[Items from a dataset]
** begin **

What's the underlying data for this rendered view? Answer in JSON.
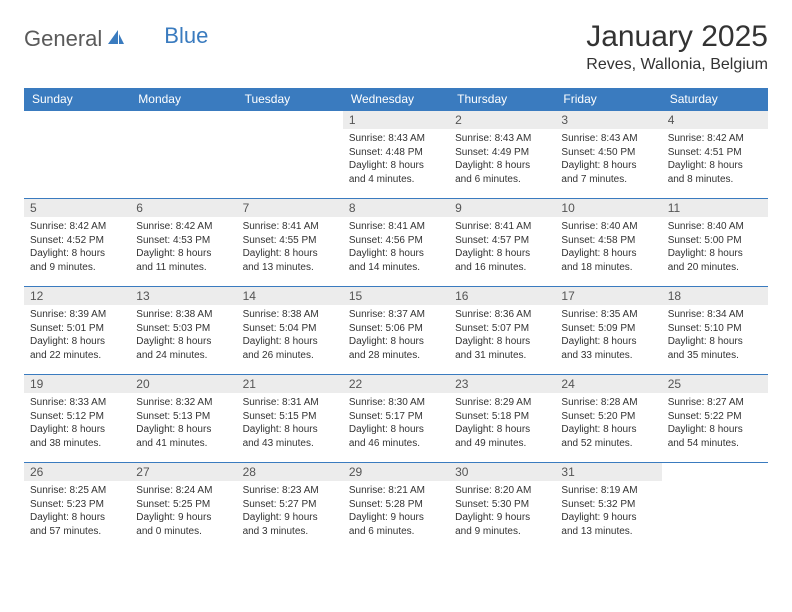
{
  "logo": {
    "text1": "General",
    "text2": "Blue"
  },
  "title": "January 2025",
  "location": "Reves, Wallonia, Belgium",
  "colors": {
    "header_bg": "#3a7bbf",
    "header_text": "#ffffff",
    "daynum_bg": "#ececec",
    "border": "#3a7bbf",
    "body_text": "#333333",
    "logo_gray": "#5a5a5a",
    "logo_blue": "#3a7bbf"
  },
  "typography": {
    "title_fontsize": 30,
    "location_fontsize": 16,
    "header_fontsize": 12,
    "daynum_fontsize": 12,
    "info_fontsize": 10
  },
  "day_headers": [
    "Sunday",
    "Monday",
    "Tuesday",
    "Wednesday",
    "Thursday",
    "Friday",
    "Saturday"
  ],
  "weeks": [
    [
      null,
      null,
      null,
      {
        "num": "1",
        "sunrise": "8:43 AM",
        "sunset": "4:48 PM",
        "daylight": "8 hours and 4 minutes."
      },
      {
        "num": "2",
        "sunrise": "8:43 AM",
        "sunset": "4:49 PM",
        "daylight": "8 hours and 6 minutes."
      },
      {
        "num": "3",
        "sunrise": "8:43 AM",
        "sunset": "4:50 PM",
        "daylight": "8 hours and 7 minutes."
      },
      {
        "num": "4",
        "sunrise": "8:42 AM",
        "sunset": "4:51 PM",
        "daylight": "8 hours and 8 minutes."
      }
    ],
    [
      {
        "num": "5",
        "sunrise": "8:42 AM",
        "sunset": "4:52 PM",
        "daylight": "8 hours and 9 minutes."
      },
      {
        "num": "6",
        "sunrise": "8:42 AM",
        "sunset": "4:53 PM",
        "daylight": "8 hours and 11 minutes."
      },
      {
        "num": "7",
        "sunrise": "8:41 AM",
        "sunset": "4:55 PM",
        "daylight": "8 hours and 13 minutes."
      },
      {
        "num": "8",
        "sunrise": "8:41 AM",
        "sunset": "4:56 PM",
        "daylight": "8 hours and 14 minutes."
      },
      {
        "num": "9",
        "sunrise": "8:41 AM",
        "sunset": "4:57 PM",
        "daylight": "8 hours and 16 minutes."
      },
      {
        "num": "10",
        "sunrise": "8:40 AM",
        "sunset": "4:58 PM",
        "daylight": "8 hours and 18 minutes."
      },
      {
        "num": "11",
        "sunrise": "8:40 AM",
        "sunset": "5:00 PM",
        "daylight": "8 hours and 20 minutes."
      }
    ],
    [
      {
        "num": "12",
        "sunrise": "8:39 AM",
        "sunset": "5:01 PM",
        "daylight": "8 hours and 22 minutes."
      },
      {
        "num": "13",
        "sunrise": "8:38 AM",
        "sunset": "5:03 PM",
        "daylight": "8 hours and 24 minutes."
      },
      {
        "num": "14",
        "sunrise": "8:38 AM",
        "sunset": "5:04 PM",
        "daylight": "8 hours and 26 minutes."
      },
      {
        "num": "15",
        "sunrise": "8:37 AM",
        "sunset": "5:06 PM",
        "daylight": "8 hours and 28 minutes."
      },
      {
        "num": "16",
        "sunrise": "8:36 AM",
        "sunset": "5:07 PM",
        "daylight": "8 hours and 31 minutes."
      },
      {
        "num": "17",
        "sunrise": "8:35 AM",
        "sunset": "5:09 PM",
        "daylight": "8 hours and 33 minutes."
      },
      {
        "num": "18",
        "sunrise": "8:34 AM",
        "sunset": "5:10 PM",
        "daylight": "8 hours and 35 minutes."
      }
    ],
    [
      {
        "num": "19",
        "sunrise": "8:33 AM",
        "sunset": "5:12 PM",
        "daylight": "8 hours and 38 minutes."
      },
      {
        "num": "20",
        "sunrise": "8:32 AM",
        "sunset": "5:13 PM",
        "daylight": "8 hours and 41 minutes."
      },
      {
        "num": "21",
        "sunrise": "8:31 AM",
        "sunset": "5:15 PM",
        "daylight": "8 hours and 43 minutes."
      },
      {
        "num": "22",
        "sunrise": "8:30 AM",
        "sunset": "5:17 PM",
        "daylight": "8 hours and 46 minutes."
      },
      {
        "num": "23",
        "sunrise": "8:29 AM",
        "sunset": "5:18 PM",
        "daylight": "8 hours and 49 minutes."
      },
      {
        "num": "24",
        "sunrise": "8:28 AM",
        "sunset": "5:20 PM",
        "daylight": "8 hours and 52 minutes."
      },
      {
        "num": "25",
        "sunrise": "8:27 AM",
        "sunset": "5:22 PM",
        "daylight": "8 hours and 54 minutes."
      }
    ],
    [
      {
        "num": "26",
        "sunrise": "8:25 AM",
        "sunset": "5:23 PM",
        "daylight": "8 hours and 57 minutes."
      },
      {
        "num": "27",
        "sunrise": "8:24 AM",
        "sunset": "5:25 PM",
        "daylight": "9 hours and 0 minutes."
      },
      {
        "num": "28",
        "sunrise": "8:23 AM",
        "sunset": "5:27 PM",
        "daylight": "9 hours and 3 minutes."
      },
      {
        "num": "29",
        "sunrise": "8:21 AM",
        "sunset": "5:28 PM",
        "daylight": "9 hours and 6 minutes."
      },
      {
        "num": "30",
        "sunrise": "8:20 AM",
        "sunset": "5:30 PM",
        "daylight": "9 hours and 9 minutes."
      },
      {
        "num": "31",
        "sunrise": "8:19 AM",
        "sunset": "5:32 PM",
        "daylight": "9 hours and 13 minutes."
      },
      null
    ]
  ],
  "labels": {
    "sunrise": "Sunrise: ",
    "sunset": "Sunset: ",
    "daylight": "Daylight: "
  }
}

** end **

_Task instructions_:
Repeat the material above verbatim, with no pictures in the output.

_Task answer_:
What's the underlying data for this rendered view? Answer in JSON.
{
  "logo": {
    "text1": "General",
    "text2": "Blue"
  },
  "title": "January 2025",
  "location": "Reves, Wallonia, Belgium",
  "colors": {
    "header_bg": "#3a7bbf",
    "header_text": "#ffffff",
    "daynum_bg": "#ececec",
    "border": "#3a7bbf",
    "body_text": "#333333",
    "logo_gray": "#5a5a5a",
    "logo_blue": "#3a7bbf"
  },
  "typography": {
    "title_fontsize": 30,
    "location_fontsize": 16,
    "header_fontsize": 12,
    "daynum_fontsize": 12,
    "info_fontsize": 10
  },
  "day_headers": [
    "Sunday",
    "Monday",
    "Tuesday",
    "Wednesday",
    "Thursday",
    "Friday",
    "Saturday"
  ],
  "weeks": [
    [
      null,
      null,
      null,
      {
        "num": "1",
        "sunrise": "8:43 AM",
        "sunset": "4:48 PM",
        "daylight": "8 hours and 4 minutes."
      },
      {
        "num": "2",
        "sunrise": "8:43 AM",
        "sunset": "4:49 PM",
        "daylight": "8 hours and 6 minutes."
      },
      {
        "num": "3",
        "sunrise": "8:43 AM",
        "sunset": "4:50 PM",
        "daylight": "8 hours and 7 minutes."
      },
      {
        "num": "4",
        "sunrise": "8:42 AM",
        "sunset": "4:51 PM",
        "daylight": "8 hours and 8 minutes."
      }
    ],
    [
      {
        "num": "5",
        "sunrise": "8:42 AM",
        "sunset": "4:52 PM",
        "daylight": "8 hours and 9 minutes."
      },
      {
        "num": "6",
        "sunrise": "8:42 AM",
        "sunset": "4:53 PM",
        "daylight": "8 hours and 11 minutes."
      },
      {
        "num": "7",
        "sunrise": "8:41 AM",
        "sunset": "4:55 PM",
        "daylight": "8 hours and 13 minutes."
      },
      {
        "num": "8",
        "sunrise": "8:41 AM",
        "sunset": "4:56 PM",
        "daylight": "8 hours and 14 minutes."
      },
      {
        "num": "9",
        "sunrise": "8:41 AM",
        "sunset": "4:57 PM",
        "daylight": "8 hours and 16 minutes."
      },
      {
        "num": "10",
        "sunrise": "8:40 AM",
        "sunset": "4:58 PM",
        "daylight": "8 hours and 18 minutes."
      },
      {
        "num": "11",
        "sunrise": "8:40 AM",
        "sunset": "5:00 PM",
        "daylight": "8 hours and 20 minutes."
      }
    ],
    [
      {
        "num": "12",
        "sunrise": "8:39 AM",
        "sunset": "5:01 PM",
        "daylight": "8 hours and 22 minutes."
      },
      {
        "num": "13",
        "sunrise": "8:38 AM",
        "sunset": "5:03 PM",
        "daylight": "8 hours and 24 minutes."
      },
      {
        "num": "14",
        "sunrise": "8:38 AM",
        "sunset": "5:04 PM",
        "daylight": "8 hours and 26 minutes."
      },
      {
        "num": "15",
        "sunrise": "8:37 AM",
        "sunset": "5:06 PM",
        "daylight": "8 hours and 28 minutes."
      },
      {
        "num": "16",
        "sunrise": "8:36 AM",
        "sunset": "5:07 PM",
        "daylight": "8 hours and 31 minutes."
      },
      {
        "num": "17",
        "sunrise": "8:35 AM",
        "sunset": "5:09 PM",
        "daylight": "8 hours and 33 minutes."
      },
      {
        "num": "18",
        "sunrise": "8:34 AM",
        "sunset": "5:10 PM",
        "daylight": "8 hours and 35 minutes."
      }
    ],
    [
      {
        "num": "19",
        "sunrise": "8:33 AM",
        "sunset": "5:12 PM",
        "daylight": "8 hours and 38 minutes."
      },
      {
        "num": "20",
        "sunrise": "8:32 AM",
        "sunset": "5:13 PM",
        "daylight": "8 hours and 41 minutes."
      },
      {
        "num": "21",
        "sunrise": "8:31 AM",
        "sunset": "5:15 PM",
        "daylight": "8 hours and 43 minutes."
      },
      {
        "num": "22",
        "sunrise": "8:30 AM",
        "sunset": "5:17 PM",
        "daylight": "8 hours and 46 minutes."
      },
      {
        "num": "23",
        "sunrise": "8:29 AM",
        "sunset": "5:18 PM",
        "daylight": "8 hours and 49 minutes."
      },
      {
        "num": "24",
        "sunrise": "8:28 AM",
        "sunset": "5:20 PM",
        "daylight": "8 hours and 52 minutes."
      },
      {
        "num": "25",
        "sunrise": "8:27 AM",
        "sunset": "5:22 PM",
        "daylight": "8 hours and 54 minutes."
      }
    ],
    [
      {
        "num": "26",
        "sunrise": "8:25 AM",
        "sunset": "5:23 PM",
        "daylight": "8 hours and 57 minutes."
      },
      {
        "num": "27",
        "sunrise": "8:24 AM",
        "sunset": "5:25 PM",
        "daylight": "9 hours and 0 minutes."
      },
      {
        "num": "28",
        "sunrise": "8:23 AM",
        "sunset": "5:27 PM",
        "daylight": "9 hours and 3 minutes."
      },
      {
        "num": "29",
        "sunrise": "8:21 AM",
        "sunset": "5:28 PM",
        "daylight": "9 hours and 6 minutes."
      },
      {
        "num": "30",
        "sunrise": "8:20 AM",
        "sunset": "5:30 PM",
        "daylight": "9 hours and 9 minutes."
      },
      {
        "num": "31",
        "sunrise": "8:19 AM",
        "sunset": "5:32 PM",
        "daylight": "9 hours and 13 minutes."
      },
      null
    ]
  ],
  "labels": {
    "sunrise": "Sunrise: ",
    "sunset": "Sunset: ",
    "daylight": "Daylight: "
  }
}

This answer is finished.